> [TASK DATA]
## Start

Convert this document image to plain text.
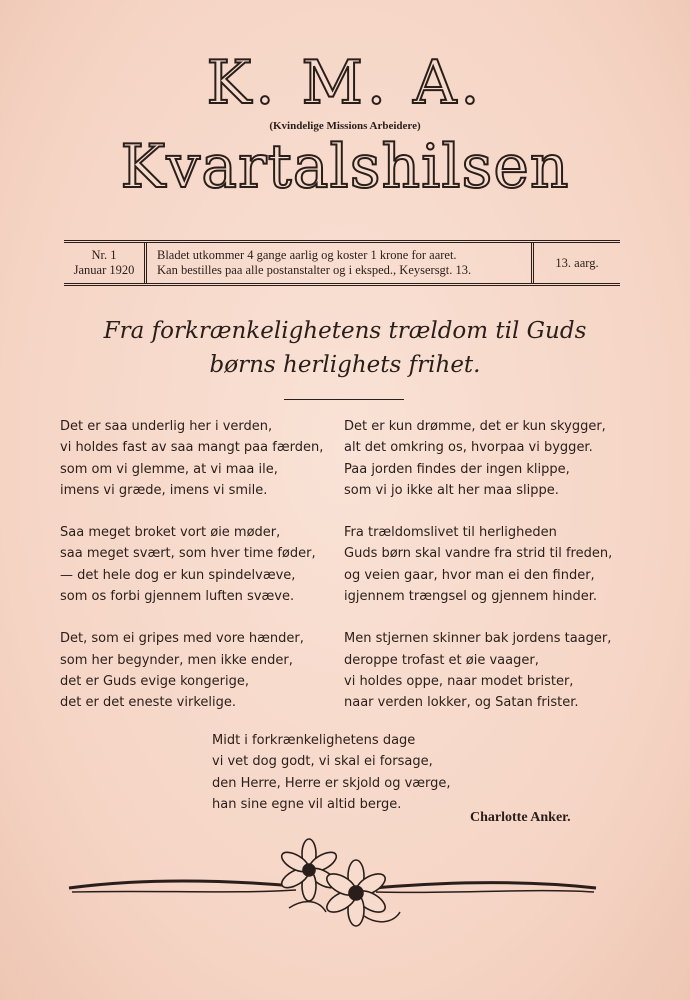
K. M. A.
(Kvindelige Missions Arbeidere)
Kvartalshilsen
Nr. 1
Januar 1920
Bladet utkommer 4 gange aarlig og koster 1 krone for aaret.
Kan bestilles paa alle postanstalter og i eksped., Keysersgt. 13.
13. aarg.
Fra forkrænkelighetens trældom til Guds
børns herlighets frihet.
Det er saa underlig her i verden,
vi holdes fast av saa mangt paa færden,
som om vi glemme, at vi maa ile,
imens vi græde, imens vi smile.
Saa meget broket vort øie møder,
saa meget svært, som hver time føder,
— det hele dog er kun spindelvæve,
som os forbi gjennem luften svæve.
Det, som ei gripes med vore hænder,
som her begynder, men ikke ender,
det er Guds evige kongerige,
det er det eneste virkelige.
Det er kun drømme, det er kun skygger,
alt det omkring os, hvorpaa vi bygger.
Paa jorden findes der ingen klippe,
som vi jo ikke alt her maa slippe.
Fra trældomslivet til herligheden
Guds børn skal vandre fra strid til freden,
og veien gaar, hvor man ei den finder,
igjennem trængsel og gjennem hinder.
Men stjernen skinner bak jordens taager,
deroppe trofast et øie vaager,
vi holdes oppe, naar modet brister,
naar verden lokker, og Satan frister.
Midt i forkrænkelighetens dage
vi vet dog godt, vi skal ei forsage,
den Herre, Herre er skjold og værge,
han sine egne vil altid berge.
Charlotte Anker.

## End

> [DIRECTION] Take the data above and repeat it exactly, leaving each picture out.

> [WRITTEN REPLY]
Convert this document image to plain text.
K. M. A.
(Kvindelige Missions Arbeidere)
Kvartalshilsen
Nr. 1
Januar 1920
Bladet utkommer 4 gange aarlig og koster 1 krone for aaret.
Kan bestilles paa alle postanstalter og i eksped., Keysersgt. 13.
13. aarg.
Fra forkrænkelighetens trældom til Guds
børns herlighets frihet.
Det er saa underlig her i verden,
vi holdes fast av saa mangt paa færden,
som om vi glemme, at vi maa ile,
imens vi græde, imens vi smile.
Saa meget broket vort øie møder,
saa meget svært, som hver time føder,
— det hele dog er kun spindelvæve,
som os forbi gjennem luften svæve.
Det, som ei gripes med vore hænder,
som her begynder, men ikke ender,
det er Guds evige kongerige,
det er det eneste virkelige.
Det er kun drømme, det er kun skygger,
alt det omkring os, hvorpaa vi bygger.
Paa jorden findes der ingen klippe,
som vi jo ikke alt her maa slippe.
Fra trældomslivet til herligheden
Guds børn skal vandre fra strid til freden,
og veien gaar, hvor man ei den finder,
igjennem trængsel og gjennem hinder.
Men stjernen skinner bak jordens taager,
deroppe trofast et øie vaager,
vi holdes oppe, naar modet brister,
naar verden lokker, og Satan frister.
Midt i forkrænkelighetens dage
vi vet dog godt, vi skal ei forsage,
den Herre, Herre er skjold og værge,
han sine egne vil altid berge.
Charlotte Anker.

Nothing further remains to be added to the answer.